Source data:

* * * * * * *

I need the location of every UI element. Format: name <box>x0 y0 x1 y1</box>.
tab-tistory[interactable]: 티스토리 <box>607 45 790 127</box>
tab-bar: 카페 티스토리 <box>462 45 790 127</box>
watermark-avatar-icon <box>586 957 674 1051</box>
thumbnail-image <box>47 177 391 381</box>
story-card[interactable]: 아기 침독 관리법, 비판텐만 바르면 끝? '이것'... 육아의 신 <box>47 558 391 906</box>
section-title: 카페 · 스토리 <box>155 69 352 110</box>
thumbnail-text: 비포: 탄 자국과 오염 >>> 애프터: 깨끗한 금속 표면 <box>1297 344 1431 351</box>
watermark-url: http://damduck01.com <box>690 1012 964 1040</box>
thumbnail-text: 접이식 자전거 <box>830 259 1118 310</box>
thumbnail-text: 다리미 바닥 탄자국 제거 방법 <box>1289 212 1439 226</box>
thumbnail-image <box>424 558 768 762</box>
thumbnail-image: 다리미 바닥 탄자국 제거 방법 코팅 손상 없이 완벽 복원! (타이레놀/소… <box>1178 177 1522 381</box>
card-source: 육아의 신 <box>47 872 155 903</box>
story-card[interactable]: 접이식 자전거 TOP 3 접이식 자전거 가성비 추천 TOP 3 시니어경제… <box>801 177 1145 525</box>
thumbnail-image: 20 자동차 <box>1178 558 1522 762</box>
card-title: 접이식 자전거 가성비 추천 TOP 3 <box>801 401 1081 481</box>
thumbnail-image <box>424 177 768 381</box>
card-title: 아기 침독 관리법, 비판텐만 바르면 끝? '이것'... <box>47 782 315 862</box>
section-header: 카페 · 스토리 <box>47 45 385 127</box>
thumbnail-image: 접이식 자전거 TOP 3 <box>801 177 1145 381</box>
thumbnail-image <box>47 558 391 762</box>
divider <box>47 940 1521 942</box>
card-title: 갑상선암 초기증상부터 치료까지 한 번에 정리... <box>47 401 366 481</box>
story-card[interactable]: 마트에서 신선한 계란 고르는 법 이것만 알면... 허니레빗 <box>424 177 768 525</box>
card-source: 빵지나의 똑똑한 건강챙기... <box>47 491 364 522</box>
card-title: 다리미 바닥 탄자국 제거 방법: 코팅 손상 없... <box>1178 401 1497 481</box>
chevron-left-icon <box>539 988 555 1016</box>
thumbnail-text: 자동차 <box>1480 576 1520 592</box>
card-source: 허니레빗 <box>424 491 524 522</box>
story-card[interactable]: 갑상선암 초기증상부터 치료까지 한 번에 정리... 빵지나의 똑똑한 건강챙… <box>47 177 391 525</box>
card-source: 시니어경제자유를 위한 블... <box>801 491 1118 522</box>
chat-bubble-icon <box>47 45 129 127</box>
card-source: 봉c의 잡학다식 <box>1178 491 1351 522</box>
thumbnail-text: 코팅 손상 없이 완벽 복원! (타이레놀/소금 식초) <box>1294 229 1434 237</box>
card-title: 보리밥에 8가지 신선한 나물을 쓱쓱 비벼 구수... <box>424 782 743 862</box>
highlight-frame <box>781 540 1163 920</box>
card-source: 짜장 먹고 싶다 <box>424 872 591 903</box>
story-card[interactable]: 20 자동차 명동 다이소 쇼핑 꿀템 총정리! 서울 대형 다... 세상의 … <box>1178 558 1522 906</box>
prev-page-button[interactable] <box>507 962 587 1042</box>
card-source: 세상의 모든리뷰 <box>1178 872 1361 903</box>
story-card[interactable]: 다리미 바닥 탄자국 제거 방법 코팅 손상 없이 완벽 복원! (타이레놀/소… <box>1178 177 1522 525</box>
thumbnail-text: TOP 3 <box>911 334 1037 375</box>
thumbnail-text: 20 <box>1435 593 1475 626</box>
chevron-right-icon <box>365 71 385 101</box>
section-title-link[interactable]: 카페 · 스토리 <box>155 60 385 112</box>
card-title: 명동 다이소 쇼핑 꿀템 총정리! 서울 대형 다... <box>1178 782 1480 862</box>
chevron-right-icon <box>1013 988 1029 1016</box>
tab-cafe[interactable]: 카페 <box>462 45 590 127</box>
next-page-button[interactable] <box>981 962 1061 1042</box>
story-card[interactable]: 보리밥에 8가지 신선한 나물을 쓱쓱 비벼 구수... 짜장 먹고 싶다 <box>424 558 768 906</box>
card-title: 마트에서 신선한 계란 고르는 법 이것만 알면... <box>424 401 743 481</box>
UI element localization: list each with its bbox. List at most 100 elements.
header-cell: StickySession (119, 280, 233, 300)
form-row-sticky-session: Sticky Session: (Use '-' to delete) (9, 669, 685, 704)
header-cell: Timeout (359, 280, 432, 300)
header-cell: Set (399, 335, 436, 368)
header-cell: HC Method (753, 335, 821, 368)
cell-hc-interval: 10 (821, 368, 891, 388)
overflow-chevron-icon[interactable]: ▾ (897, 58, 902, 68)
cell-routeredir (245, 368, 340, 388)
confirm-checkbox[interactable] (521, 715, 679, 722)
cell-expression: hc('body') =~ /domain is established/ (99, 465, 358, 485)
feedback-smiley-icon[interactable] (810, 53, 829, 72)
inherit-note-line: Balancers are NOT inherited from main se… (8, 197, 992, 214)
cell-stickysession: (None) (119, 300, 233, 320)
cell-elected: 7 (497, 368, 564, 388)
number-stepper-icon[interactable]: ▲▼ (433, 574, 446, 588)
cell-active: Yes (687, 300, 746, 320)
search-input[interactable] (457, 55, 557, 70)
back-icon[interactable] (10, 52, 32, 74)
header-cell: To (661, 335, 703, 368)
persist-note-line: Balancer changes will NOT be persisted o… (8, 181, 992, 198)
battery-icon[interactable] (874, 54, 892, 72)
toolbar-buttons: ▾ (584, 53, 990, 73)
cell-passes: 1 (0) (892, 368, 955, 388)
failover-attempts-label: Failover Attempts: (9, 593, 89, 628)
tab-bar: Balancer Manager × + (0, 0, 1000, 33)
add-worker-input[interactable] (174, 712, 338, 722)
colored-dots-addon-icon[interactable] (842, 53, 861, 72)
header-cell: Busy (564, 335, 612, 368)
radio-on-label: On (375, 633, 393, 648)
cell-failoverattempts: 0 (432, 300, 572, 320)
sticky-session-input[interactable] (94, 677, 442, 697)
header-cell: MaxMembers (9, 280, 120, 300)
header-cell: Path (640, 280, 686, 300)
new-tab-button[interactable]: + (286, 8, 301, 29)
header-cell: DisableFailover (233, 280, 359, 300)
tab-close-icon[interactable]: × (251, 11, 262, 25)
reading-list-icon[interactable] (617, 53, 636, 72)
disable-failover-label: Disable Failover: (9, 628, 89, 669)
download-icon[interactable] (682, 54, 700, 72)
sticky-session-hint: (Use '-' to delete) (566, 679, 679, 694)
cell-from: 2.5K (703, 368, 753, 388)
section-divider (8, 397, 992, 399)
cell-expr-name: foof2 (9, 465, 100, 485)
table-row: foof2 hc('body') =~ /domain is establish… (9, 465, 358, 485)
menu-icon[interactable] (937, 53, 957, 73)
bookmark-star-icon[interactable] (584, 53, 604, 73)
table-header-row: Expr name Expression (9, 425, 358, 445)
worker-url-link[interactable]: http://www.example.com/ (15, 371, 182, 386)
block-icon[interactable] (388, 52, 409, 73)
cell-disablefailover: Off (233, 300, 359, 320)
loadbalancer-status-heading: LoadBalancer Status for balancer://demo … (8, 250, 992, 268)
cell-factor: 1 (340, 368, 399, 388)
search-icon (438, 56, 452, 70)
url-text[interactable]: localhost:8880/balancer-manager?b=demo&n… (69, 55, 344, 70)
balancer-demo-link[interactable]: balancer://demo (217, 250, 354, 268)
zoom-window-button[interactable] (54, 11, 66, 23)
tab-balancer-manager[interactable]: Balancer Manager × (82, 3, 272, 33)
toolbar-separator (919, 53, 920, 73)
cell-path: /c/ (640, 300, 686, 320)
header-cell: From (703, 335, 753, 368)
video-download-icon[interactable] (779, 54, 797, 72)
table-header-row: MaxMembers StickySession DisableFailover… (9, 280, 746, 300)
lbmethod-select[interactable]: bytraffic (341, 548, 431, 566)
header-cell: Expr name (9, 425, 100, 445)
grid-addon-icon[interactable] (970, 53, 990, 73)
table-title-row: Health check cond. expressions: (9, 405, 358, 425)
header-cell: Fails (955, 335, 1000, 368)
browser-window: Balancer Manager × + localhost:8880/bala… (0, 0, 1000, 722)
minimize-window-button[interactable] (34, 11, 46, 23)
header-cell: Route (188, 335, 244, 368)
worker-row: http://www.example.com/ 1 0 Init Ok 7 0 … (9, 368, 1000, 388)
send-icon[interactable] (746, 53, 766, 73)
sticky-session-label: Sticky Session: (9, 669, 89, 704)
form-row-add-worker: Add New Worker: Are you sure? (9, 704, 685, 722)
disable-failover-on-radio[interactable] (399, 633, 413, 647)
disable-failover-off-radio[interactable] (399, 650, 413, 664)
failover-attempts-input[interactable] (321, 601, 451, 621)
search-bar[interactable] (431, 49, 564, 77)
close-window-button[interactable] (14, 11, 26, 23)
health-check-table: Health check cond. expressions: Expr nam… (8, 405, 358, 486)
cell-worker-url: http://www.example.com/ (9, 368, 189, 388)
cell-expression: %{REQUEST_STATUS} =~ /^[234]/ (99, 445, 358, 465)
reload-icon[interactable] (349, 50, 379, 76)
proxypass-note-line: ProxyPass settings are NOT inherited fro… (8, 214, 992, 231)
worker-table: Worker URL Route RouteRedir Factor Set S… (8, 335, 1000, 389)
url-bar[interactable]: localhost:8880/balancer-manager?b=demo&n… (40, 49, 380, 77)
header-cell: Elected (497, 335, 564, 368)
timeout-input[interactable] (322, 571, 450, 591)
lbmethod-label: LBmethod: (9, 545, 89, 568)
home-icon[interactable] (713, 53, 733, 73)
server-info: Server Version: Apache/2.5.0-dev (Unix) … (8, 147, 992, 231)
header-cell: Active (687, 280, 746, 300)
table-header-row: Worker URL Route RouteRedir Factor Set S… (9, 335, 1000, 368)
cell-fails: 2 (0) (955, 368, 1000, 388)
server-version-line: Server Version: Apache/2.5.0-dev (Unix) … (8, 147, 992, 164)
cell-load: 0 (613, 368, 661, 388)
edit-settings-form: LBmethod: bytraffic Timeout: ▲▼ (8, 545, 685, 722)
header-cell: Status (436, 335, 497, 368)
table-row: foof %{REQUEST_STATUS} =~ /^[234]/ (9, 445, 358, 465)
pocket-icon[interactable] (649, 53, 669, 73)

* * * * * * *

Task goal: Copy out the rows word for word, starting with the first row and going on through the row that contains "story-card[interactable]: 아기 침독".

The result:
I need the location of every UI element. Format: name <box>x0 y0 x1 y1</box>.
tab-tistory[interactable]: 티스토리 <box>607 45 790 127</box>
tab-bar: 카페 티스토리 <box>462 45 790 127</box>
watermark-avatar-icon <box>586 957 674 1051</box>
thumbnail-image <box>47 177 391 381</box>
story-card[interactable]: 아기 침독 관리법, 비판텐만 바르면 끝? '이것'... 육아의 신 <box>47 558 391 906</box>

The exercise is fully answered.